= LIST OF TASKS =
(A) In the text on Sydney Ball and Flack, who did Ball study under at the Art Students League in New York?
(B) Set down the text on Sydney Ball and Flack word for word, from "New York in" up to and including "own signature style.".

= SOURCE EXCERPT =
________________________________________
There is a kind of brilliance going on at Sullivan+Strumpf that pairs these icons of colour and form so effortlessly. One a major Australian painter, the other a major Australian designer. But there is something more than calibre at play in this joining of forces.
By way of a catch up, Sydney Ball, always known as Syd, is one of the masters of Australian painting. Starting out to be an architect, and in fact spending much of his later life in the Ball-Eastaway House designed by Glenn Murcutt, which he and the artist Lynne Eastaway commissioned (Glenorie, outside Sydney), he switched to art in the fifties. By the early sixties he knew it was his thing and moved to New York to study under Theodore Stamos at the Art Students League.
New York in the fifties was everything the young artist dreamed of and his mind was blown by the abstract expressionists, Willem de Kooning, Robert Motherwell and Mark Rothko, whose studios he was able to visit as a student. Ellsworth Kelly was also active and New York-based at the time, and his interest in shape and form shares a commonality with Syd’s direct use of colour on geometric shaped canvases. Syd’s work in this space is luminous and intimate, arranged and without subject other than the art object itself. Meanwhile, Kelly’s is monumental and subject-derived, yet each work exists within their own signature style.
Flack, who first encountered Syd’s work through school, was swept away with the reality of the work exhibited the National Gallery of Victoria’s major exhibition The Field: Revisited in 2018. Since then he has collected Syd’s work personally, into the Flack Studio collection, and curated it into his client’s collections.
“Sydney Ball’s largescale works appear as an interior or landscape in their own right, with their dynamic use of colour, play of shape, form and depth. I have long admired him as Australia’s greatest abstract artist, and continue to be incredibly drawn to his drawings, paintings and sculptures, both for my own personal art collection and in my work,” says Flack.
What makes the pairing of Flack and Syd so interesting is the way each uses colour. There is the thrilling insouciance of the initial impact with both, then comes the rigour and weight that stands the test of time and mellows to the composition of the whole. Syd’s large arranged pieces in the series Infinex, for example, are compositionally balanced with loud and muted colours delivering a comprehensive piece that is in itself neither loud nor muted. It is an interesting challenge and one we see Flack approach in his interiors, which sing with chromatically brilliant colours, but are contained by large expanses of timber, stone and muted elements so that nothing is out of place.
________________________________________
= LISTED RECORDS =
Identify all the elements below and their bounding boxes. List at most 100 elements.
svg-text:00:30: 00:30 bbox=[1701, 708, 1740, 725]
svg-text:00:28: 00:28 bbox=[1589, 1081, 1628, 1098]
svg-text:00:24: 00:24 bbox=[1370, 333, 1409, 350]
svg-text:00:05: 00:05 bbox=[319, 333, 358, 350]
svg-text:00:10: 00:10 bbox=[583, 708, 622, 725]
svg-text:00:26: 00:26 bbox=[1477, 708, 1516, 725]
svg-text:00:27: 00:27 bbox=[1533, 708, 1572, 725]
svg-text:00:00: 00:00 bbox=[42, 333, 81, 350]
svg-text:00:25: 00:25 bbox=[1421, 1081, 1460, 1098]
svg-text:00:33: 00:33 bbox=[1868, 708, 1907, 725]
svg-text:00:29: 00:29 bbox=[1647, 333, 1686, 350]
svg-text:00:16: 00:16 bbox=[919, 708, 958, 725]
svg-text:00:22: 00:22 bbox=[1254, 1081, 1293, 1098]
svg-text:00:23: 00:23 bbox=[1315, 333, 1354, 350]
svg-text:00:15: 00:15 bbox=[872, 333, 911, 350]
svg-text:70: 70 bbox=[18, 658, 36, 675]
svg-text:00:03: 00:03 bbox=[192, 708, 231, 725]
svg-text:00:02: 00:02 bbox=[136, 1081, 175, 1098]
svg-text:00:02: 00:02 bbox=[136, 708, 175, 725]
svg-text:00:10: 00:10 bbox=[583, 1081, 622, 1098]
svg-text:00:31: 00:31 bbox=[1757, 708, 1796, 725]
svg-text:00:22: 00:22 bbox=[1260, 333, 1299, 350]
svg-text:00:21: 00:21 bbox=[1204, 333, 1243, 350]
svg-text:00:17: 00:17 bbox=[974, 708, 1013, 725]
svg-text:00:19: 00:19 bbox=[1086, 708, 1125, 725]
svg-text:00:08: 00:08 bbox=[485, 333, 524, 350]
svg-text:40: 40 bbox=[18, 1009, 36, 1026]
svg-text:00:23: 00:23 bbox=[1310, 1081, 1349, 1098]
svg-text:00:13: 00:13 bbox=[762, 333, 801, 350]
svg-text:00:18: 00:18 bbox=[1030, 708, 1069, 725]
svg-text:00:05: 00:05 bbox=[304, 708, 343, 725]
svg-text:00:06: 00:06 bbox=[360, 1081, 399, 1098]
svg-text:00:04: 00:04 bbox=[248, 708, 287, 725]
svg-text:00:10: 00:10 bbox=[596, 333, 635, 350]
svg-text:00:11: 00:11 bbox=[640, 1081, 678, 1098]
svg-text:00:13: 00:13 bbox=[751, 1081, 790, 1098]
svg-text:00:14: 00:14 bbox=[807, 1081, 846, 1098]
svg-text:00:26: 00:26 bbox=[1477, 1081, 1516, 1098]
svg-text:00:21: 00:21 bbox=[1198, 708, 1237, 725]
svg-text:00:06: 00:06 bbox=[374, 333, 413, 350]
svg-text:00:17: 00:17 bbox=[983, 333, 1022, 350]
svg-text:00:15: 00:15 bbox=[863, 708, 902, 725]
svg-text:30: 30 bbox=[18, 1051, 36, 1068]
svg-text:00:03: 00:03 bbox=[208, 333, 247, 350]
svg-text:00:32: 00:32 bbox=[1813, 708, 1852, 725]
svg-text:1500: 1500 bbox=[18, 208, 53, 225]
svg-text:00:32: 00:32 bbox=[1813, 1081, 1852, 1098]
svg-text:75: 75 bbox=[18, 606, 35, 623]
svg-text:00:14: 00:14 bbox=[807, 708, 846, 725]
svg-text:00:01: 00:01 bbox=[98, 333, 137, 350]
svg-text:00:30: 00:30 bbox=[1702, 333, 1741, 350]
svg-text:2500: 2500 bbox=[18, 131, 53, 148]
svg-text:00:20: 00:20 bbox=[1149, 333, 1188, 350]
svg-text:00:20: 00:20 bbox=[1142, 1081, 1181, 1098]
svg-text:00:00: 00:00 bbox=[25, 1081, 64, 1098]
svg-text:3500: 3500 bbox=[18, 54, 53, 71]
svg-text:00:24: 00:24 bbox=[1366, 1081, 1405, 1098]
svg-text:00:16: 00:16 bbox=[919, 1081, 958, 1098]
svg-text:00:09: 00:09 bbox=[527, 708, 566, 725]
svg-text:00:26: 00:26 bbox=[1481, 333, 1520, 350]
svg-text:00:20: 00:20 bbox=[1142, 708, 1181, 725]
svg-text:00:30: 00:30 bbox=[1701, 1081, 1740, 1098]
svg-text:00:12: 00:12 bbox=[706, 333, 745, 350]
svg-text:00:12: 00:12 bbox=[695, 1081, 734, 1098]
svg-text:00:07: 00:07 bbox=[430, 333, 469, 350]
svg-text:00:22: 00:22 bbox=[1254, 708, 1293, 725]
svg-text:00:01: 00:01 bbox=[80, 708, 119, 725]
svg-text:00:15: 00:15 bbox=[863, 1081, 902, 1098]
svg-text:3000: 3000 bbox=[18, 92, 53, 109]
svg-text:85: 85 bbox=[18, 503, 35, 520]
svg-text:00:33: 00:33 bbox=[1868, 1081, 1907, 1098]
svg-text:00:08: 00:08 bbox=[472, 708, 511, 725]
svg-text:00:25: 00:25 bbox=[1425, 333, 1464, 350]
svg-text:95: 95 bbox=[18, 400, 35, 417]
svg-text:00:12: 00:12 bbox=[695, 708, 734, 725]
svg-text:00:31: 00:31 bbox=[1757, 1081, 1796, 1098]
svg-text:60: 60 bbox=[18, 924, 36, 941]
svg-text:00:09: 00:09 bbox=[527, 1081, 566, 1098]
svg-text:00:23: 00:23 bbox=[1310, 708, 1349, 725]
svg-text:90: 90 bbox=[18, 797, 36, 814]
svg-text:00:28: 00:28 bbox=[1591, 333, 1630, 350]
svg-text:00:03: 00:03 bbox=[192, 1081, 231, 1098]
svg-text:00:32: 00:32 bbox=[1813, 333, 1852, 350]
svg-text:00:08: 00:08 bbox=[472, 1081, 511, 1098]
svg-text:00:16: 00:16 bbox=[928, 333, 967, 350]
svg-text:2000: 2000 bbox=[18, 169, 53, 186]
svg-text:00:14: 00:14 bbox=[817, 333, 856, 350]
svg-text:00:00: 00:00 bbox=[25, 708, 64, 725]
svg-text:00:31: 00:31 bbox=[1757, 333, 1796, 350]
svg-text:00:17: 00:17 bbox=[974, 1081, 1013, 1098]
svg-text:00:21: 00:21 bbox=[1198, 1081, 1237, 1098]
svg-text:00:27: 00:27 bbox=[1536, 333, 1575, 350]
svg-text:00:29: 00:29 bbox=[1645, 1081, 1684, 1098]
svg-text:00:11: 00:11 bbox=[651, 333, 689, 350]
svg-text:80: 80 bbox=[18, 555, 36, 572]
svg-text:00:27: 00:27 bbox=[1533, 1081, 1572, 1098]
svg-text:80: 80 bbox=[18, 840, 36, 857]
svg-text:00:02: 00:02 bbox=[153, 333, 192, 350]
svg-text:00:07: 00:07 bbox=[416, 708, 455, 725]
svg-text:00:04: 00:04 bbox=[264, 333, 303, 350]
________________________________________
= PER-TASK ANSWERS =
(A) Theodore Stamos

(B)
New York in the fifties was everything the young artist dreamed of and his mind was blown by the abstract expressionists, Willem de Kooning, Robert Motherwell and Mark Rothko, whose studios he was able to visit as a student. Ellsworth Kelly was also active and New York-based at the time, and his interest in shape and form shares a commonality with Syd’s direct use of colour on geometric shaped canvases. Syd’s work in this space is luminous and intimate, arranged and without subject other than the art object itself. Meanwhile, Kelly’s is monumental and subject-derived, yet each work exists within their own signature style.